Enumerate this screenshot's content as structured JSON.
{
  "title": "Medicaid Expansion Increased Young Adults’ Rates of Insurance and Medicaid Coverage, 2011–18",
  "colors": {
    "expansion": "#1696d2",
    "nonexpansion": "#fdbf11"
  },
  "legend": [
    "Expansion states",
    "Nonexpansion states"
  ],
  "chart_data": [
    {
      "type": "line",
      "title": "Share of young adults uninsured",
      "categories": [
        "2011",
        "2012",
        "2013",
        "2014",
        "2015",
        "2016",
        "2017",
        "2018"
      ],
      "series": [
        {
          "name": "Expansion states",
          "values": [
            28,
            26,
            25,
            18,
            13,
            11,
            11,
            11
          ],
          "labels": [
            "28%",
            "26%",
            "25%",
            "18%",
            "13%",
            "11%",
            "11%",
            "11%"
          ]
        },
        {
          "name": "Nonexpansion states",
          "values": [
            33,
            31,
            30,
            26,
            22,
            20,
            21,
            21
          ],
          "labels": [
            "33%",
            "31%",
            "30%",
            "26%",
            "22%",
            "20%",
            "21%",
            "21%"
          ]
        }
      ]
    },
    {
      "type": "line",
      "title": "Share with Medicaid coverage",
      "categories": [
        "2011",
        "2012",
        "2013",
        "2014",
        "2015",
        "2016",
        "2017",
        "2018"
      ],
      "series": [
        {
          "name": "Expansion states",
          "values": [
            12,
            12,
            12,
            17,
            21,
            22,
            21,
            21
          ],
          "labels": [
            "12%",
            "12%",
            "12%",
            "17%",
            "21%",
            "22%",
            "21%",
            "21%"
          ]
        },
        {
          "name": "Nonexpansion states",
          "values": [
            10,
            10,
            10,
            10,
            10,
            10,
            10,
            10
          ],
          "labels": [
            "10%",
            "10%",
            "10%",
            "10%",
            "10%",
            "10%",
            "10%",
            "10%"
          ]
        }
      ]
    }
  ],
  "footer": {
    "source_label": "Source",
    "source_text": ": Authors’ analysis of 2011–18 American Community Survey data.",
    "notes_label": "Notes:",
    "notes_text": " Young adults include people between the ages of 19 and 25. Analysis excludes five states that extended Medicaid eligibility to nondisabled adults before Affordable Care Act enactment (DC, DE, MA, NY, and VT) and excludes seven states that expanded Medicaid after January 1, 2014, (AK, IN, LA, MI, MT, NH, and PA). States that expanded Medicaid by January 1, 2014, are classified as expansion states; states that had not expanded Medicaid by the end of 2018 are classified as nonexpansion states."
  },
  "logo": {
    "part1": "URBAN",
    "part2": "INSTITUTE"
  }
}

• **WORK REQUIRED**
Make an exact copy of all the data.

• **SOLVED PROBLEM**
Enumerate this screenshot's content as structured JSON.
{
  "title": "Medicaid Expansion Increased Young Adults’ Rates of Insurance and Medicaid Coverage, 2011–18",
  "colors": {
    "expansion": "#1696d2",
    "nonexpansion": "#fdbf11"
  },
  "legend": [
    "Expansion states",
    "Nonexpansion states"
  ],
  "chart_data": [
    {
      "type": "line",
      "title": "Share of young adults uninsured",
      "categories": [
        "2011",
        "2012",
        "2013",
        "2014",
        "2015",
        "2016",
        "2017",
        "2018"
      ],
      "series": [
        {
          "name": "Expansion states",
          "values": [
            28,
            26,
            25,
            18,
            13,
            11,
            11,
            11
          ],
          "labels": [
            "28%",
            "26%",
            "25%",
            "18%",
            "13%",
            "11%",
            "11%",
            "11%"
          ]
        },
        {
          "name": "Nonexpansion states",
          "values": [
            33,
            31,
            30,
            26,
            22,
            20,
            21,
            21
          ],
          "labels": [
            "33%",
            "31%",
            "30%",
            "26%",
            "22%",
            "20%",
            "21%",
            "21%"
          ]
        }
      ]
    },
    {
      "type": "line",
      "title": "Share with Medicaid coverage",
      "categories": [
        "2011",
        "2012",
        "2013",
        "2014",
        "2015",
        "2016",
        "2017",
        "2018"
      ],
      "series": [
        {
          "name": "Expansion states",
          "values": [
            12,
            12,
            12,
            17,
            21,
            22,
            21,
            21
          ],
          "labels": [
            "12%",
            "12%",
            "12%",
            "17%",
            "21%",
            "22%",
            "21%",
            "21%"
          ]
        },
        {
          "name": "Nonexpansion states",
          "values": [
            10,
            10,
            10,
            10,
            10,
            10,
            10,
            10
          ],
          "labels": [
            "10%",
            "10%",
            "10%",
            "10%",
            "10%",
            "10%",
            "10%",
            "10%"
          ]
        }
      ]
    }
  ],
  "footer": {
    "source_label": "Source",
    "source_text": ": Authors’ analysis of 2011–18 American Community Survey data.",
    "notes_label": "Notes:",
    "notes_text": " Young adults include people between the ages of 19 and 25. Analysis excludes five states that extended Medicaid eligibility to nondisabled adults before Affordable Care Act enactment (DC, DE, MA, NY, and VT) and excludes seven states that expanded Medicaid after January 1, 2014, (AK, IN, LA, MI, MT, NH, and PA). States that expanded Medicaid by January 1, 2014, are classified as expansion states; states that had not expanded Medicaid by the end of 2018 are classified as nonexpansion states."
  },
  "logo": {
    "part1": "URBAN",
    "part2": "INSTITUTE"
  }
}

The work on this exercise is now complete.